─── EXERCISE MATERIALS ───

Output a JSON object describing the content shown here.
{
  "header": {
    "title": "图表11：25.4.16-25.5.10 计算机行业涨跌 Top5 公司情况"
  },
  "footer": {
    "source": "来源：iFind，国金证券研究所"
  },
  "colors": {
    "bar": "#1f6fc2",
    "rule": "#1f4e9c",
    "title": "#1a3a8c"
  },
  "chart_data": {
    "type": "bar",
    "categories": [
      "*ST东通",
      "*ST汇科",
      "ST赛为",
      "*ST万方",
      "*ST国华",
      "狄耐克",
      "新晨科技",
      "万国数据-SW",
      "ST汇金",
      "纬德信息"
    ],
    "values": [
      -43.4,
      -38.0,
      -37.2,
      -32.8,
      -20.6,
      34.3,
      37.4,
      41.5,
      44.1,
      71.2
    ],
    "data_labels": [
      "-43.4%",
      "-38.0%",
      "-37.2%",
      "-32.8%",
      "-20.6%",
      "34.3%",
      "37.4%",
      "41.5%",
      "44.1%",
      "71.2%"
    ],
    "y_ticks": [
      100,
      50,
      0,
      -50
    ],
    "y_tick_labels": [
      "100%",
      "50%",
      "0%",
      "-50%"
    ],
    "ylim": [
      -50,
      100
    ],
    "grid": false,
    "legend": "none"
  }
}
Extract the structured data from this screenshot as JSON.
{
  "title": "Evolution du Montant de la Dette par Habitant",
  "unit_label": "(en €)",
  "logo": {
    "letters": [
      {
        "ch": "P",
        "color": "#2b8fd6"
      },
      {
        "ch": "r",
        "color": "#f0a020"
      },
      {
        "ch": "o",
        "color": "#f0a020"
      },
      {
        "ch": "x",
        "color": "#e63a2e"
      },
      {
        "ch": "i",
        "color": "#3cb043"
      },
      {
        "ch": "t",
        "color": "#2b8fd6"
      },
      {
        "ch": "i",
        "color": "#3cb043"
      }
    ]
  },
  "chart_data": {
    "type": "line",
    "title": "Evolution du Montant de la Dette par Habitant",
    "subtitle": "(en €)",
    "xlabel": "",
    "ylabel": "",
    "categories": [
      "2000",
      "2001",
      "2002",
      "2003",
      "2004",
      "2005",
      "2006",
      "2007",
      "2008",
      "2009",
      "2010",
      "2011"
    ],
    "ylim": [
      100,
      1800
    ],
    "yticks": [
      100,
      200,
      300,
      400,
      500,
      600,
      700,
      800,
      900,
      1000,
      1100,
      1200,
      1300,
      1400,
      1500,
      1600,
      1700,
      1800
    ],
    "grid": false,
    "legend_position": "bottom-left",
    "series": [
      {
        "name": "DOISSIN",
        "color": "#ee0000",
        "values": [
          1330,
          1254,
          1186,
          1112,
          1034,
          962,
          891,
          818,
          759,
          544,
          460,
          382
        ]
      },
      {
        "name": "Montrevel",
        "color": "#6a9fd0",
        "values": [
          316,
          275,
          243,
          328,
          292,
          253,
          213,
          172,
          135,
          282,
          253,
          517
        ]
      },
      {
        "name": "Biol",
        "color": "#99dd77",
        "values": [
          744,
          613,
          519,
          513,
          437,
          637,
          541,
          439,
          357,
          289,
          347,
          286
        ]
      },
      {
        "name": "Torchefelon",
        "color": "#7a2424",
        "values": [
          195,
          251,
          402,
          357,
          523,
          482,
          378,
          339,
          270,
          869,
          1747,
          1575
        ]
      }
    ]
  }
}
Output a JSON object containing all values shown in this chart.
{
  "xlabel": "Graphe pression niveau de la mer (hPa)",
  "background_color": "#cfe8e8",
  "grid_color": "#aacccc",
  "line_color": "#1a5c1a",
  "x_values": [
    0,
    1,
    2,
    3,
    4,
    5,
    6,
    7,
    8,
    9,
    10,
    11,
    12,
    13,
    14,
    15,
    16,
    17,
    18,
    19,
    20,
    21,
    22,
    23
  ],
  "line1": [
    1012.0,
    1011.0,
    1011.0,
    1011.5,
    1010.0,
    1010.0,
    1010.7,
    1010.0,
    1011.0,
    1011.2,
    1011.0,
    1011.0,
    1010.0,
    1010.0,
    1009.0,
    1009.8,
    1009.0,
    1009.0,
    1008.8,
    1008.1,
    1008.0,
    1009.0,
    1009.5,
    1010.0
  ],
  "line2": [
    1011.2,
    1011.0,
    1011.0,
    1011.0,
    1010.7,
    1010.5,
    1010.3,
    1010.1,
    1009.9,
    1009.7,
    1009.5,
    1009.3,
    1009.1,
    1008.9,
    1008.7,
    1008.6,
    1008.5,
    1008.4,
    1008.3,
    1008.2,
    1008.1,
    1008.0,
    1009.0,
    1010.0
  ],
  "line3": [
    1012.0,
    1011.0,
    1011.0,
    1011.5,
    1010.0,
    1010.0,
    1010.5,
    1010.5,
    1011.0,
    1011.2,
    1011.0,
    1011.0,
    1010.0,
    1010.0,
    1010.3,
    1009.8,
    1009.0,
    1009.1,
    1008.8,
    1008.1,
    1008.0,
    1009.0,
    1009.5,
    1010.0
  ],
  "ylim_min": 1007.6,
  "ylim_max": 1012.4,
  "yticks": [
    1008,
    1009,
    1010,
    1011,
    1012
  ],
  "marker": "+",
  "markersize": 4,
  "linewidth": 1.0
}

───

* _THE REQUEST_: Pull every line containing "Montant" from the material above.

* _WRITTEN RESPONSE_:
  "title": "Evolution du Montant de la Dette par Habitant",
    "title": "Evolution du Montant de la Dette par Habitant",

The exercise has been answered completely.